▶ [Data for the task]
****

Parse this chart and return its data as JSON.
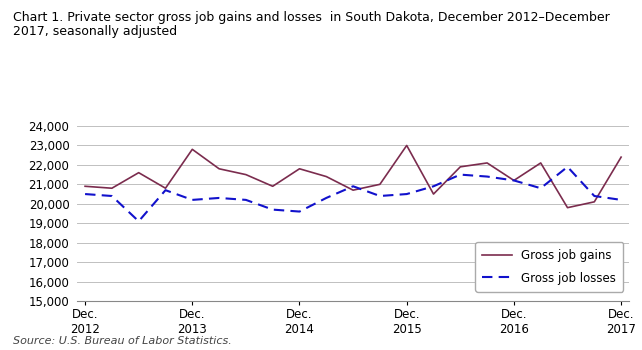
{
  "title": "Chart 1. Private sector gross job gains and losses  in South Dakota, December 2012–December\n2017, seasonally adjusted",
  "source": "Source: U.S. Bureau of Labor Statistics.",
  "gains": [
    20900,
    20800,
    21600,
    20800,
    22800,
    21800,
    21500,
    20900,
    21800,
    21400,
    20700,
    21000,
    23000,
    20500,
    21900,
    22100,
    21200,
    22100,
    19800,
    20100,
    22400
  ],
  "losses": [
    20500,
    20400,
    19100,
    20700,
    20200,
    20300,
    20200,
    19700,
    19600,
    20300,
    20900,
    20400,
    20500,
    20900,
    21500,
    21400,
    21200,
    20800,
    21900,
    20400,
    20200
  ],
  "x_ticks": [
    0,
    4,
    8,
    12,
    16,
    20
  ],
  "x_tick_labels": [
    "Dec.\n2012",
    "Dec.\n2013",
    "Dec.\n2014",
    "Dec.\n2015",
    "Dec.\n2016",
    "Dec.\n2017"
  ],
  "ylim": [
    15000,
    24000
  ],
  "yticks": [
    15000,
    16000,
    17000,
    18000,
    19000,
    20000,
    21000,
    22000,
    23000,
    24000
  ],
  "gains_color": "#7B2C4E",
  "losses_color": "#1111CC",
  "background_color": "#FFFFFF",
  "grid_color": "#C0C0C0",
  "legend_labels": [
    "Gross job gains",
    "Gross job losses"
  ],
  "title_fontsize": 9,
  "axis_fontsize": 8.5,
  "source_fontsize": 8
}
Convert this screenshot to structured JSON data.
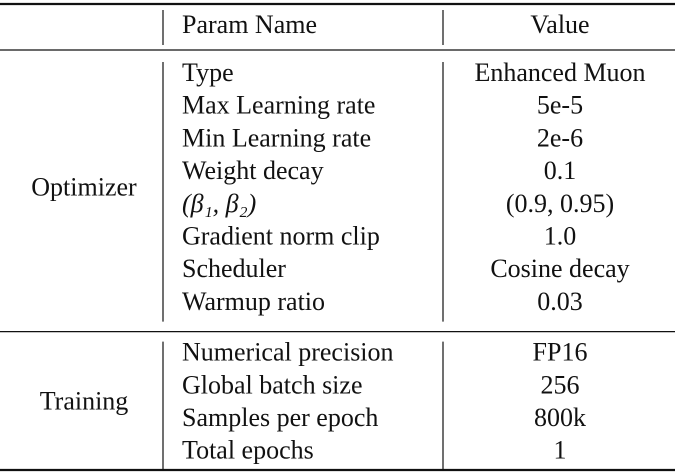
{
  "table": {
    "header": {
      "param": "Param Name",
      "value": "Value"
    },
    "groups": [
      {
        "name": "Optimizer",
        "rows": [
          [
            "Type",
            "Enhanced Muon"
          ],
          [
            "Max Learning rate",
            "5e-5"
          ],
          [
            "Min Learning rate",
            "2e-6"
          ],
          [
            "Weight decay",
            "0.1"
          ],
          [
            "(β₁, β₂)",
            "(0.9, 0.95)"
          ],
          [
            "Gradient norm clip",
            "1.0"
          ],
          [
            "Scheduler",
            "Cosine decay"
          ],
          [
            "Warmup ratio",
            "0.03"
          ]
        ]
      },
      {
        "name": "Training",
        "rows": [
          [
            "Numerical precision",
            "FP16"
          ],
          [
            "Global batch size",
            "256"
          ],
          [
            "Samples per epoch",
            "800k"
          ],
          [
            "Total epochs",
            "1"
          ]
        ]
      }
    ]
  }
}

****

▶ [The task]
How many lines of these entries hold the string "JSON"? Answer with the number alone.

▶ [Right answer]
2